[Saved data entries]
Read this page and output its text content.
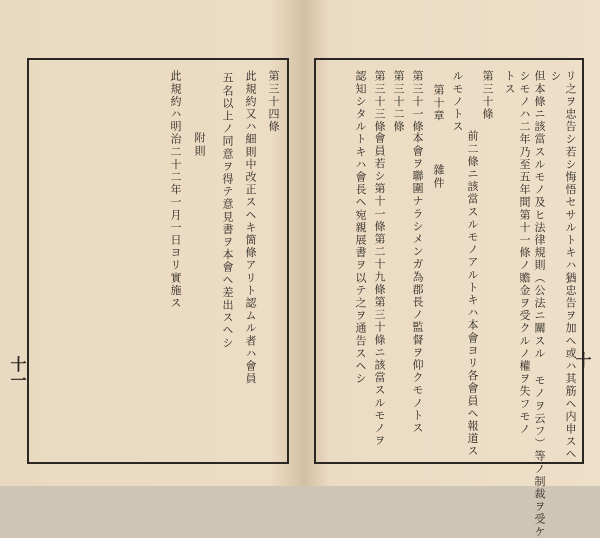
第三十四條
此規約又ハ細則中改正スヘキ箇條アリト認ムル者ハ會員
五名以上ノ同意ヲ得テ意見書ヲ本會ヘ差出スヘシ
附則
此規約ハ明治二十二年一月一日ヨリ實施ス
十一	リ之ヲ忠告シ若シ悔悟セサルトキハ猶忠告ヲ加ヘ或ハ其筋ヘ内申スヘ
シ
但本條ニ該當スルモノ及ヒ法律規則（公法ニ關スル モノヲ云フ）等ノ制裁ヲ受ケ
シモノハ二年乃至五年間第十一條ノ贍金ヲ受クルノ權ヲ失フモノ
トス
第三十條
前二條ニ該當スルモノアルトキハ本會ヨリ各會員ヘ報道ス
ルモノトス
第十章
雜件
第三十一條
本會ヲ聯圍ナラシメンガ為郡長ノ監督ヲ仰クモノトス
第三十二條
第三十三條
會員若シ第十一條第二十九條第三十條ニ該當スルモノヲ
認知シタルトキハ會長ヘ宛親展書ヲ以テ之ヲ通告スヘシ	十
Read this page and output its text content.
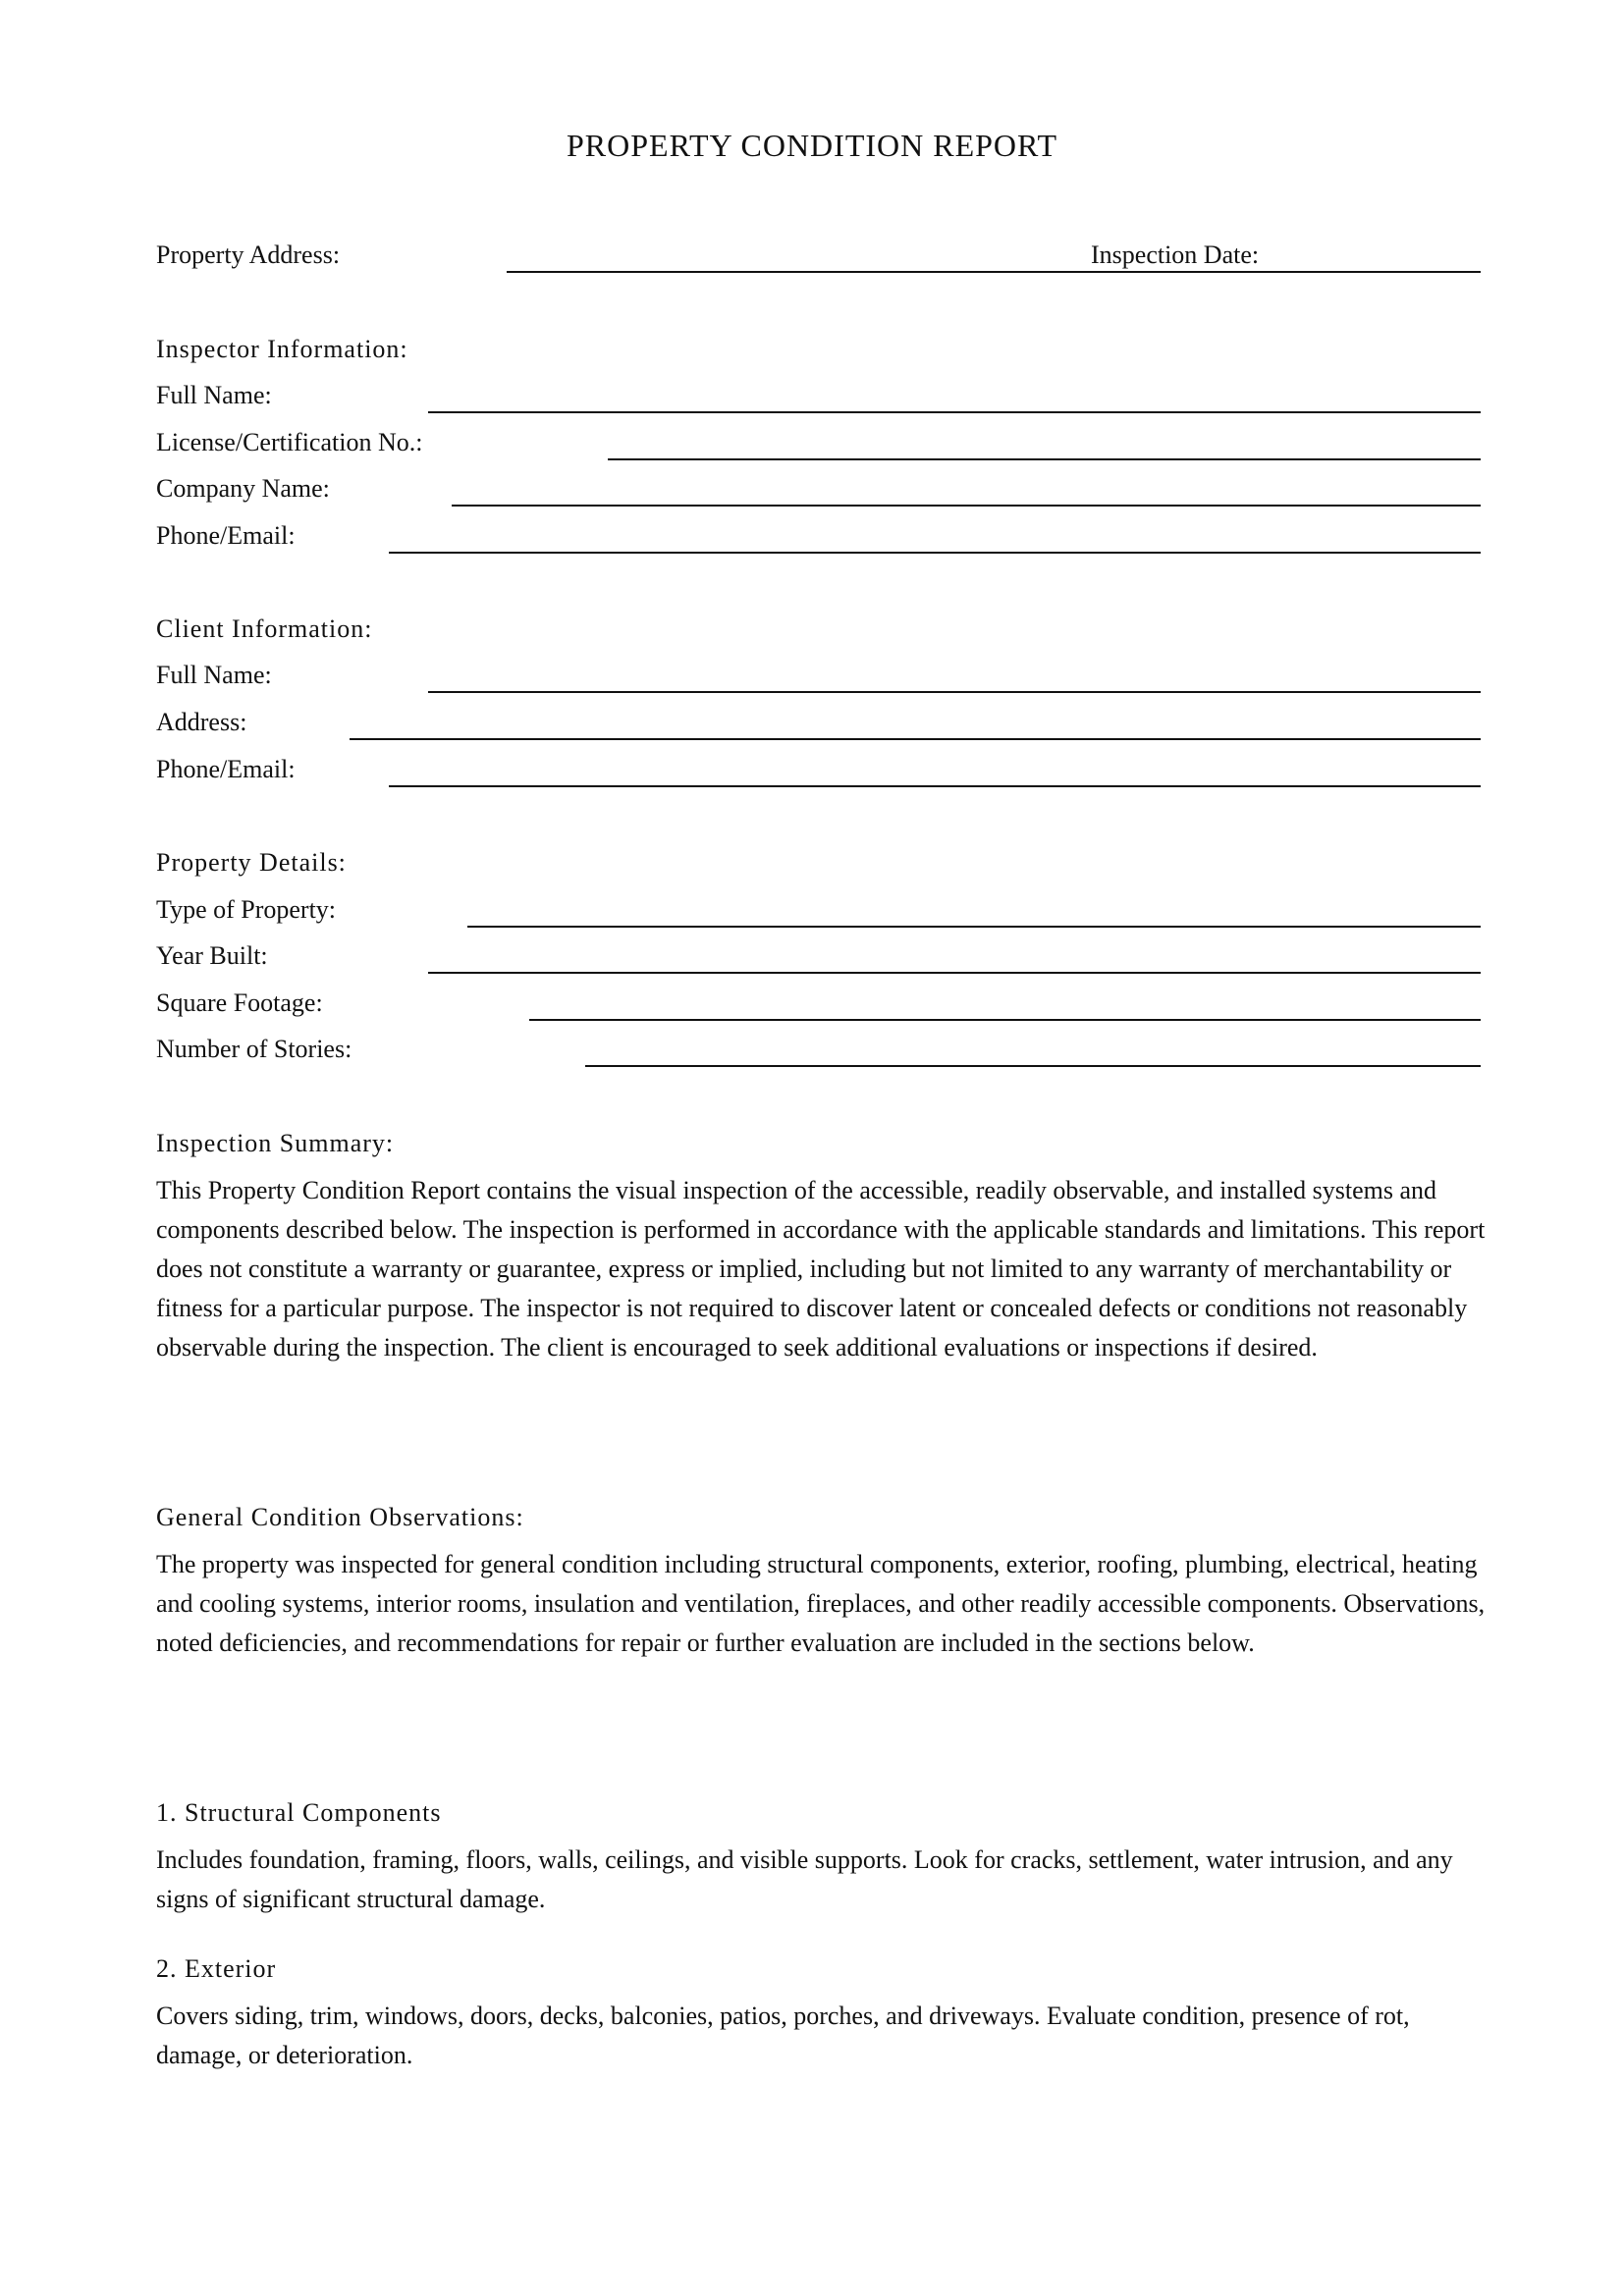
PROPERTY CONDITION REPORT
Property Address:	Inspection Date:
Inspector Information:
Full Name:
License/Certification No.:
Company Name:
Phone/Email:
Client Information:
Full Name:
Address:
Phone/Email:
Property Details:
Type of Property:
Year Built:
Square Footage:
Number of Stories:
Inspection Summary:
This Property Condition Report contains the visual inspection of the accessible, readily observable, and installed systems and components described below. The inspection is performed in accordance with the applicable standards and limitations. This report does not constitute a warranty or guarantee, express or implied, including but not limited to any warranty of merchantability or fitness for a particular purpose. The inspector is not required to discover latent or concealed defects or conditions not reasonably observable during the inspection. The client is encouraged to seek additional evaluations or inspections if desired.
General Condition Observations:
The property was inspected for general condition including structural components, exterior, roofing, plumbing, electrical, heating and cooling systems, interior rooms, insulation and ventilation, fireplaces, and other readily accessible components. Observations, noted deficiencies, and recommendations for repair or further evaluation are included in the sections below.
1. Structural Components
Includes foundation, framing, floors, walls, ceilings, and visible supports. Look for cracks, settlement, water intrusion, and any signs of significant structural damage.
2. Exterior
Covers siding, trim, windows, doors, decks, balconies, patios, porches, and driveways. Evaluate condition, presence of rot, damage, or deterioration.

* Challenge
All of the material above is to be copied exactly, except for its images.

* Output of the task
Read this page and output its text content.
第三十四條
此規約又ハ細則中改正スヘキ箇條アリト認ムル者ハ會員
五名以上ノ同意ヲ得テ意見書ヲ本會ヘ差出スヘシ
附則
此規約ハ明治二十二年一月一日ヨリ實施ス
十一	リ之ヲ忠告シ若シ悔悟セサルトキハ猶忠告ヲ加ヘ或ハ其筋ヘ内申スヘ
シ
但本條ニ該當スルモノ及ヒ法律規則（公法ニ關スル モノヲ云フ）等ノ制裁ヲ受ケ
シモノハ二年乃至五年間第十一條ノ贍金ヲ受クルノ權ヲ失フモノ
トス
第三十條
前二條ニ該當スルモノアルトキハ本會ヨリ各會員ヘ報道ス
ルモノトス
第十章
雜件
第三十一條
本會ヲ聯圍ナラシメンガ為郡長ノ監督ヲ仰クモノトス
第三十二條
第三十三條
會員若シ第十一條第二十九條第三十條ニ該當スルモノヲ
認知シタルトキハ會長ヘ宛親展書ヲ以テ之ヲ通告スヘシ	十
Read this page and output its text content.
PROPERTY CONDITION REPORT
Property Address:	Inspection Date:
Inspector Information:
Full Name:
License/Certification No.:
Company Name:
Phone/Email:
Client Information:
Full Name:
Address:
Phone/Email:
Property Details:
Type of Property:
Year Built:
Square Footage:
Number of Stories:
Inspection Summary:
This Property Condition Report contains the visual inspection of the accessible, readily observable, and installed systems and components described below. The inspection is performed in accordance with the applicable standards and limitations. This report does not constitute a warranty or guarantee, express or implied, including but not limited to any warranty of merchantability or fitness for a particular purpose. The inspector is not required to discover latent or concealed defects or conditions not reasonably observable during the inspection. The client is encouraged to seek additional evaluations or inspections if desired.
General Condition Observations:
The property was inspected for general condition including structural components, exterior, roofing, plumbing, electrical, heating and cooling systems, interior rooms, insulation and ventilation, fireplaces, and other readily accessible components. Observations, noted deficiencies, and recommendations for repair or further evaluation are included in the sections below.
1. Structural Components
Includes foundation, framing, floors, walls, ceilings, and visible supports. Look for cracks, settlement, water intrusion, and any signs of significant structural damage.
2. Exterior
Covers siding, trim, windows, doors, decks, balconies, patios, porches, and driveways. Evaluate condition, presence of rot, damage, or deterioration.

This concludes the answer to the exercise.